# OBJECTIVE
From the listing below, count the lines where the string "median" occurs. Give the number, with no other words.

— START —

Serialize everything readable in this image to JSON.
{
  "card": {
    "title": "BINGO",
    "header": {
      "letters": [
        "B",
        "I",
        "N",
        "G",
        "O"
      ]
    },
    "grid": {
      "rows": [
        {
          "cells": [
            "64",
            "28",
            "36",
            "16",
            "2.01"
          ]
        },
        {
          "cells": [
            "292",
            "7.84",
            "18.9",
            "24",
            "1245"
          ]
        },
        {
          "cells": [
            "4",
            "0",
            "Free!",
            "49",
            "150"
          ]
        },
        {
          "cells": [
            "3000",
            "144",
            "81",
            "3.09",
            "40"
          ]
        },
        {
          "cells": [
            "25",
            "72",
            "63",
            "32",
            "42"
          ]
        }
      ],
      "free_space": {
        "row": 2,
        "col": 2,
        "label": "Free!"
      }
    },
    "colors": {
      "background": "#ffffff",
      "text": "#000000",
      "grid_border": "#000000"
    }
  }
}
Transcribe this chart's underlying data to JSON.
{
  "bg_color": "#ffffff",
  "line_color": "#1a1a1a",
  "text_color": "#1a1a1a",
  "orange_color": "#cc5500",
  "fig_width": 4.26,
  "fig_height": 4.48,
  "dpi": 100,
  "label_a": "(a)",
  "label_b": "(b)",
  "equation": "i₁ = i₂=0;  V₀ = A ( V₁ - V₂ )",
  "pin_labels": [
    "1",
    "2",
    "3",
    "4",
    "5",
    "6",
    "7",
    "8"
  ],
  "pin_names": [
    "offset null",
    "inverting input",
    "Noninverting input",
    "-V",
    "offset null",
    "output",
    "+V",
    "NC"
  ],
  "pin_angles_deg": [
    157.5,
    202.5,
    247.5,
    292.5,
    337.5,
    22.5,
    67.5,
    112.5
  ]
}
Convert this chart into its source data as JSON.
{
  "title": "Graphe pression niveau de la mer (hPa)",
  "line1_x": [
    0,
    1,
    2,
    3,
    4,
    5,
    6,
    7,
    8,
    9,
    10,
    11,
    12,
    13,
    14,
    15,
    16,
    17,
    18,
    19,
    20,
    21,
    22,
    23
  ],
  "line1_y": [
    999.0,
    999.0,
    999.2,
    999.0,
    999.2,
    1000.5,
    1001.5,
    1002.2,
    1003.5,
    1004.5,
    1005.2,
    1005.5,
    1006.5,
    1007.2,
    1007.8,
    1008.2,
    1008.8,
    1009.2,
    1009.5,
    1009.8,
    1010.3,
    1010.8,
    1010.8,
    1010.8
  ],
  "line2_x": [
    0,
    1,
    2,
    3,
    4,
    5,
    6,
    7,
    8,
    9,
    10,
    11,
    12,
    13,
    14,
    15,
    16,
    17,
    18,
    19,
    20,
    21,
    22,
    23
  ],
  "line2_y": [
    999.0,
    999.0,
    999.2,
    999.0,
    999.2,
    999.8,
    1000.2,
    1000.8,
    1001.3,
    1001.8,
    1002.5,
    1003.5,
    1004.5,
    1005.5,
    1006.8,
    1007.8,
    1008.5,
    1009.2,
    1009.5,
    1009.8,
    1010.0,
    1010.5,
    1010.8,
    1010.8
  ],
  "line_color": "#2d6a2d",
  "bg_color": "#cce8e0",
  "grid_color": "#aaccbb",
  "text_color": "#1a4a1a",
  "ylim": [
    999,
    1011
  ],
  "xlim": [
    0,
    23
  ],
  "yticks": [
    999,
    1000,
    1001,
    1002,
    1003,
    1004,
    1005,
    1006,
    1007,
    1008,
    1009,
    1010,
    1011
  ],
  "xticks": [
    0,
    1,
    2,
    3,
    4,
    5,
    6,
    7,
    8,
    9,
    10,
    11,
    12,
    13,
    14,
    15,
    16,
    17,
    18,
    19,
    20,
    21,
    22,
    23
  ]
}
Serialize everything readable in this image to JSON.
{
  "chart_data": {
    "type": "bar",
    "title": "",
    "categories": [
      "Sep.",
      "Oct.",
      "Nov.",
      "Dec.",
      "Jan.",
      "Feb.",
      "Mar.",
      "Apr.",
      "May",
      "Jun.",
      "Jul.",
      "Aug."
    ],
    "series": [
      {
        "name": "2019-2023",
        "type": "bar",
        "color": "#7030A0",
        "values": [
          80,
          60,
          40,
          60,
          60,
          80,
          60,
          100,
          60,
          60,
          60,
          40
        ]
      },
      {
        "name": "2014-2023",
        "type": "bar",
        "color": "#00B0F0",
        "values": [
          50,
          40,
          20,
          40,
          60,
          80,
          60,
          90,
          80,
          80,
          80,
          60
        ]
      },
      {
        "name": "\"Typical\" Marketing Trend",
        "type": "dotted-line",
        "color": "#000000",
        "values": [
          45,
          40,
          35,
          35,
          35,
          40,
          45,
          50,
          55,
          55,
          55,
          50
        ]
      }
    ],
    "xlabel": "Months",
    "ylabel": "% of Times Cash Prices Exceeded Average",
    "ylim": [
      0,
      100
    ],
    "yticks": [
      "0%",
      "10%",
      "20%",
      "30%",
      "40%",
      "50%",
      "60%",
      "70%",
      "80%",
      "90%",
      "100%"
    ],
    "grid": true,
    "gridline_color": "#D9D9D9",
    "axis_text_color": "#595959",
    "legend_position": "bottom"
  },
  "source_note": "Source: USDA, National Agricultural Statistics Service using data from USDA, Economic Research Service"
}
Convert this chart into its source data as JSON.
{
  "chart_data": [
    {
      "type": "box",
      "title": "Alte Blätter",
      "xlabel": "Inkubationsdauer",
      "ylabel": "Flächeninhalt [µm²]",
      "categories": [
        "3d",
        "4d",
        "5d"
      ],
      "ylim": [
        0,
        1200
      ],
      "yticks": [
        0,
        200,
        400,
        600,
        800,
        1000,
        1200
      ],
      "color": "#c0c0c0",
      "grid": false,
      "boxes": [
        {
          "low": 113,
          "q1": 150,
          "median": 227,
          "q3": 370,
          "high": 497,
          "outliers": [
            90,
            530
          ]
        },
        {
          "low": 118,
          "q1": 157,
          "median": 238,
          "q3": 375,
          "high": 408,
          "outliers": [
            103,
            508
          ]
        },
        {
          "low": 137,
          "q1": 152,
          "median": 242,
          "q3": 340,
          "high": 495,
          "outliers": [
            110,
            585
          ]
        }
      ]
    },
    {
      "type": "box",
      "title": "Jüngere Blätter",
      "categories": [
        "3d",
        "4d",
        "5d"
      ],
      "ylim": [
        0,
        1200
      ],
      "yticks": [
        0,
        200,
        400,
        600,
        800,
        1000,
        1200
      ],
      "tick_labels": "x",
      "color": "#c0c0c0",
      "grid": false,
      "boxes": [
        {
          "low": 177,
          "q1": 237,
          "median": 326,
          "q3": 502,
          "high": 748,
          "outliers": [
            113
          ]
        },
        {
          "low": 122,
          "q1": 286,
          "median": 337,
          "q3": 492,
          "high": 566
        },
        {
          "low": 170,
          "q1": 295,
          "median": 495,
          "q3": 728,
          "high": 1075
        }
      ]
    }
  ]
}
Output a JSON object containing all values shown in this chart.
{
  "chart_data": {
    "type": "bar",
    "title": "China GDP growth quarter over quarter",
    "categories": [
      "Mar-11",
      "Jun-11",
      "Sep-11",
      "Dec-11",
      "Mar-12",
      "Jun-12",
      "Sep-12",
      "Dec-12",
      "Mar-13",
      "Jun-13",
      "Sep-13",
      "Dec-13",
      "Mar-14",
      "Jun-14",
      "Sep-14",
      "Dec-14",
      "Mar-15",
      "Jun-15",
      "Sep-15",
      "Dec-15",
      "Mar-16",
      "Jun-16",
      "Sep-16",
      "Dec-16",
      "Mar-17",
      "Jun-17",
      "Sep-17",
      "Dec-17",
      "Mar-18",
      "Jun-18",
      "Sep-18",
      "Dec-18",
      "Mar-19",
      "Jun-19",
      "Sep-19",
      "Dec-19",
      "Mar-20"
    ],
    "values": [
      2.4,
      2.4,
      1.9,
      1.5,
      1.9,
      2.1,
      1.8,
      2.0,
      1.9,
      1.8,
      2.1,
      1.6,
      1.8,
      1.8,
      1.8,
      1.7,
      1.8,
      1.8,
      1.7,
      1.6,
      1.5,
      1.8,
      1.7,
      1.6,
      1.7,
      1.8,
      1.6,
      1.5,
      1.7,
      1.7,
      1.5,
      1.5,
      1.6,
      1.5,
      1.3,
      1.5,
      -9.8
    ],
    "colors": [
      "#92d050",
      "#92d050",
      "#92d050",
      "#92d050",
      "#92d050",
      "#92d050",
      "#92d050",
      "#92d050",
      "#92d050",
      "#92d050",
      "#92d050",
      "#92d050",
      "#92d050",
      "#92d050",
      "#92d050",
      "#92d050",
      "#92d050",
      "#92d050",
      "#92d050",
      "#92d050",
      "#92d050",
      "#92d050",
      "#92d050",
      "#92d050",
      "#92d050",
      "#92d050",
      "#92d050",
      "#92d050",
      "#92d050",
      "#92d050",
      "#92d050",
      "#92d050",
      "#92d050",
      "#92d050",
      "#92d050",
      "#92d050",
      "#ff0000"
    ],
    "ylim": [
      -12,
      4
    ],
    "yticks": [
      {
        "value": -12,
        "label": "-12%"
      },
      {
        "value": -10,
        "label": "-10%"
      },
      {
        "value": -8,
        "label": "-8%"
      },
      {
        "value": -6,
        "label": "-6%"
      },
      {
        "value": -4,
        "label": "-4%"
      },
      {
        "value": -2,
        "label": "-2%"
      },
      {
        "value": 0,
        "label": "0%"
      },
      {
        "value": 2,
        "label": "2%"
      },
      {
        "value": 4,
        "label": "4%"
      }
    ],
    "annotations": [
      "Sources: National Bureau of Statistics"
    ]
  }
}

— END —

# THE RESPONSE
6